GIVEN REQUEST -> Reproduce each of the items below verbatim, omitting the pictures from your answer.

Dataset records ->
________
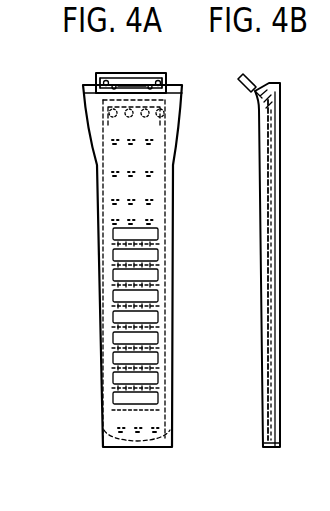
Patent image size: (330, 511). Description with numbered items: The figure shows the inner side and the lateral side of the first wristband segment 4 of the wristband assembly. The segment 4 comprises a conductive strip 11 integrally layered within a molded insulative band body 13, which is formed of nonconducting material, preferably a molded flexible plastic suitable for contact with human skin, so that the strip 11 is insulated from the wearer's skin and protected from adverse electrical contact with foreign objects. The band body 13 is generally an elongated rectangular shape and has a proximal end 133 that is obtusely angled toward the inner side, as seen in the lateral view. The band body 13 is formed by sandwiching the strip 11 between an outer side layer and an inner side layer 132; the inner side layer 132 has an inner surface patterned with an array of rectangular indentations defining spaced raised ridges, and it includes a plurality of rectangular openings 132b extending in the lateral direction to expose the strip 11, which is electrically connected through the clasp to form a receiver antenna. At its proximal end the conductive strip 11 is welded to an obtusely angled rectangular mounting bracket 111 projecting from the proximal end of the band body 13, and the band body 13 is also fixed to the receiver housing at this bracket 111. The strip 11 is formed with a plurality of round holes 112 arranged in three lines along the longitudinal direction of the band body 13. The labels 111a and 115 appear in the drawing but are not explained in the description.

In FIG. 4A, the first wristband segment 4 is at (93, 333).
In FIG. 4A, the band body 13 is at (98, 204).
In FIG. 4B, the band body 13 is at (281, 220).
In FIG. 4A, the mounting bracket 111 is at (98, 75).
In FIG. 4A, the round holes 112 is at (183, 172).
In FIG. 4B, the round holes 112 is at (299, 270).
In FIG. 4A, the rectangular openings 132b is at (98, 275).
In FIG. 4B, the conductive strip 11 is at (287, 172).
In FIG. 4B, the proximal end 133 is at (273, 84).
In FIG. 4B, the end piece shoulder 111a is at (292, 115).
In FIG. 4B, the inner side layer 132 is at (262, 260).
In FIG. 4B, the band end 115 is at (297, 446).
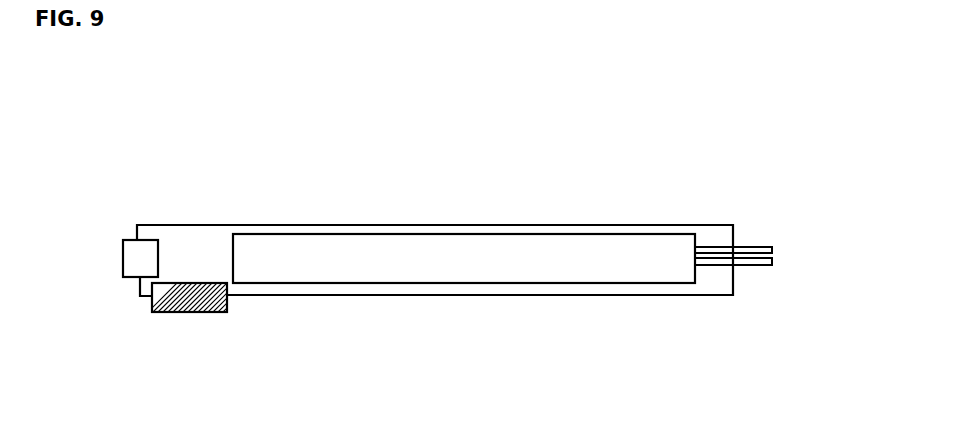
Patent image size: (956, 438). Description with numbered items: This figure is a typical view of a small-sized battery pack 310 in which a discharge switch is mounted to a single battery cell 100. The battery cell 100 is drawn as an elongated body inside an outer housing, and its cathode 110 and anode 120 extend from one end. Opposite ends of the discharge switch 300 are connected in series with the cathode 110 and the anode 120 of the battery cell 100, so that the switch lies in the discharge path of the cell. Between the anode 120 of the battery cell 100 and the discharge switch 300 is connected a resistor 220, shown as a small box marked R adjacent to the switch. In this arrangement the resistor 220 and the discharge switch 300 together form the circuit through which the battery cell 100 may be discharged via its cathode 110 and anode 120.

The battery pack 310 is at (68, 102).
The battery cell 100 is at (442, 218).
The cathode 110 is at (760, 267).
The anode 120 is at (760, 248).
The resistor 220 is at (125, 240).
The discharge switch 300 is at (183, 313).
________
THE ANSWER ->
Patent image size: (330, 511). Description with numbered items: The figure shows the inner side and the lateral side of the first wristband segment 4 of the wristband assembly. The segment 4 comprises a conductive strip 11 integrally layered within a molded insulative band body 13, which is formed of nonconducting material, preferably a molded flexible plastic suitable for contact with human skin, so that the strip 11 is insulated from the wearer's skin and protected from adverse electrical contact with foreign objects. The band body 13 is generally an elongated rectangular shape and has a proximal end 133 that is obtusely angled toward the inner side, as seen in the lateral view. The band body 13 is formed by sandwiching the strip 11 between an outer side layer and an inner side layer 132; the inner side layer 132 has an inner surface patterned with an array of rectangular indentations defining spaced raised ridges, and it includes a plurality of rectangular openings 132b extending in the lateral direction to expose the strip 11, which is electrically connected through the clasp to form a receiver antenna. At its proximal end the conductive strip 11 is welded to an obtusely angled rectangular mounting bracket 111 projecting from the proximal end of the band body 13, and the band body 13 is also fixed to the receiver housing at this bracket 111. The strip 11 is formed with a plurality of round holes 112 arranged in three lines along the longitudinal direction of the band body 13. The labels 111a and 115 appear in the drawing but are not explained in the description.

In FIG. 4A, the first wristband segment 4 is at (93, 333).
In FIG. 4A, the band body 13 is at (98, 204).
In FIG. 4B, the band body 13 is at (281, 220).
In FIG. 4A, the mounting bracket 111 is at (98, 75).
In FIG. 4A, the round holes 112 is at (183, 172).
In FIG. 4B, the round holes 112 is at (299, 270).
In FIG. 4A, the rectangular openings 132b is at (98, 275).
In FIG. 4B, the conductive strip 11 is at (287, 172).
In FIG. 4B, the proximal end 133 is at (273, 84).
In FIG. 4B, the end piece shoulder 111a is at (292, 115).
In FIG. 4B, the inner side layer 132 is at (262, 260).
In FIG. 4B, the band end 115 is at (297, 446).
Patent image size: (956, 438). Description with numbered items: This figure is a typical view of a small-sized battery pack 310 in which a discharge switch is mounted to a single battery cell 100. The battery cell 100 is drawn as an elongated body inside an outer housing, and its cathode 110 and anode 120 extend from one end. Opposite ends of the discharge switch 300 are connected in series with the cathode 110 and the anode 120 of the battery cell 100, so that the switch lies in the discharge path of the cell. Between the anode 120 of the battery cell 100 and the discharge switch 300 is connected a resistor 220, shown as a small box marked R adjacent to the switch. In this arrangement the resistor 220 and the discharge switch 300 together form the circuit through which the battery cell 100 may be discharged via its cathode 110 and anode 120.

The battery pack 310 is at (68, 102).
The battery cell 100 is at (442, 218).
The cathode 110 is at (760, 267).
The anode 120 is at (760, 248).
The resistor 220 is at (125, 240).
The discharge switch 300 is at (183, 313).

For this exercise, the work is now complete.